What to do —
Looking at the data below, count the lines that contain the string "mean". Write only the total.

Records —
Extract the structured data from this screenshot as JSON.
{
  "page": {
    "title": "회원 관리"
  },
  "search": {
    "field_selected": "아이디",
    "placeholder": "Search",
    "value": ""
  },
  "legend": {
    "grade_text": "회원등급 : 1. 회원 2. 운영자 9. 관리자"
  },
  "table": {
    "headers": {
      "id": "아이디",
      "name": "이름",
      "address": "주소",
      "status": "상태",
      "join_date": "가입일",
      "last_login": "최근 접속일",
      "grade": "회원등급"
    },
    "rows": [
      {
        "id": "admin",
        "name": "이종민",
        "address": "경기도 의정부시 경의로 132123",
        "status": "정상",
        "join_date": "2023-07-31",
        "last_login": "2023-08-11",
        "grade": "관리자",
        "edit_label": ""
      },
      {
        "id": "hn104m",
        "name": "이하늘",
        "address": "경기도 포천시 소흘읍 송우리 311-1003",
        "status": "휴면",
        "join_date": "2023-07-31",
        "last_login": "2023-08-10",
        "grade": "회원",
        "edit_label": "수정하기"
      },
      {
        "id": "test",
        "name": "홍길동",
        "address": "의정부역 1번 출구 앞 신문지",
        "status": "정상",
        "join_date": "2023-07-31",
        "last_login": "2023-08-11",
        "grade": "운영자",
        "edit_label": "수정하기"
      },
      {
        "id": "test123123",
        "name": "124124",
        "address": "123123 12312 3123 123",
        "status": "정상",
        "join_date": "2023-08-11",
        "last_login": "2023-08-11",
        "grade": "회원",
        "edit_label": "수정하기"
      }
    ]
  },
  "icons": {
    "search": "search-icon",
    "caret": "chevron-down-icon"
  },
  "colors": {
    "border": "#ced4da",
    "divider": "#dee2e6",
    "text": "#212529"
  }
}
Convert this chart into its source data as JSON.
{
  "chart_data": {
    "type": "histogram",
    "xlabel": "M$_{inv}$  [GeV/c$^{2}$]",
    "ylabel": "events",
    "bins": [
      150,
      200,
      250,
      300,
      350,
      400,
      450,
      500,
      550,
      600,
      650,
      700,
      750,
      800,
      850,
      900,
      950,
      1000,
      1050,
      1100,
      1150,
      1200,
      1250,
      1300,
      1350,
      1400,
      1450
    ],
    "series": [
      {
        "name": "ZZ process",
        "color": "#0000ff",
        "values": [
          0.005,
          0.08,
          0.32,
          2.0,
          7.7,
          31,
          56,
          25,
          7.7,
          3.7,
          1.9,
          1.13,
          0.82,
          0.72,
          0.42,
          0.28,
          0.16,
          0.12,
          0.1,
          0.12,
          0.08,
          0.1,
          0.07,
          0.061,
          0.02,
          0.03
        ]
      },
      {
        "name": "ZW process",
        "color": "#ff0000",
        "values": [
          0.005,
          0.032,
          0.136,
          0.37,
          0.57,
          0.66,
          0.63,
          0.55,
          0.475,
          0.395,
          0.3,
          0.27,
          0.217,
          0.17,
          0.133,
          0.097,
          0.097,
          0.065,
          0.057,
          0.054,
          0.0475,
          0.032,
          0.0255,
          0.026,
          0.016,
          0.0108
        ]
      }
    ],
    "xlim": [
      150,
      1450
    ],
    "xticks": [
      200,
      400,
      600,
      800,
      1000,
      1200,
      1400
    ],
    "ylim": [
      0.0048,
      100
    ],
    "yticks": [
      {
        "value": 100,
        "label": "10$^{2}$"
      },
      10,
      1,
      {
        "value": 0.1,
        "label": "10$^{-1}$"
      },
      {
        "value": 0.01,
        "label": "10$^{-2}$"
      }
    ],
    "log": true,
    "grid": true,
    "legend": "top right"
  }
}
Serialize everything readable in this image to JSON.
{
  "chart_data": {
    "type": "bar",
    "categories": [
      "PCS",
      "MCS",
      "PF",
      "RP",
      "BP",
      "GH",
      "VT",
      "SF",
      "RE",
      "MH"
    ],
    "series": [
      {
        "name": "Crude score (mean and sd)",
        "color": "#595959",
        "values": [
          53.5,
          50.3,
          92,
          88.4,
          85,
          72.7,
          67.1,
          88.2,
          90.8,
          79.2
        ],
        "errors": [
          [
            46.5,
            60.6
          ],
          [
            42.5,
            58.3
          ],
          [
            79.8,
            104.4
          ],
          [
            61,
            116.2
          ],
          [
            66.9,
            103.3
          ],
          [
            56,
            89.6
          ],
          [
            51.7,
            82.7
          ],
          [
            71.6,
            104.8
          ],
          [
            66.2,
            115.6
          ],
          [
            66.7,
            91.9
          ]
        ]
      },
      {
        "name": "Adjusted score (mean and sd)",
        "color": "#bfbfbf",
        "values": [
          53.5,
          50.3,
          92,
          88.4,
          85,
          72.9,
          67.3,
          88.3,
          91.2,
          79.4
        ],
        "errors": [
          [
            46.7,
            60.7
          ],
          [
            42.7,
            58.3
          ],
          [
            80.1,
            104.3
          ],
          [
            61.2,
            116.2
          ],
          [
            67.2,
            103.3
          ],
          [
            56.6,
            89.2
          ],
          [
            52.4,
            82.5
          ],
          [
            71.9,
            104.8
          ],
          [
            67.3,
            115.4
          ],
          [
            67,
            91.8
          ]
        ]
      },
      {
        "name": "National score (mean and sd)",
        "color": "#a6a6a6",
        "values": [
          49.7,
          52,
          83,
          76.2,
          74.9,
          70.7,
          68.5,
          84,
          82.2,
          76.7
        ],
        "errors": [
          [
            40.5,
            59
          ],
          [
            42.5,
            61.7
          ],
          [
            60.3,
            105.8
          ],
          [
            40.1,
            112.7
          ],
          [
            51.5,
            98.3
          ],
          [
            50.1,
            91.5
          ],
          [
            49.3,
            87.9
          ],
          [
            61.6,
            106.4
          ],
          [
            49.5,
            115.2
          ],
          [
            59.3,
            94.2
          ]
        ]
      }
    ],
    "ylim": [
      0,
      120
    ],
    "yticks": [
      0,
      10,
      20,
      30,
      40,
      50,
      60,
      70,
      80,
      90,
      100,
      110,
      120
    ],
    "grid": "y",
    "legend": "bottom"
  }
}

Solution to the exercise —
3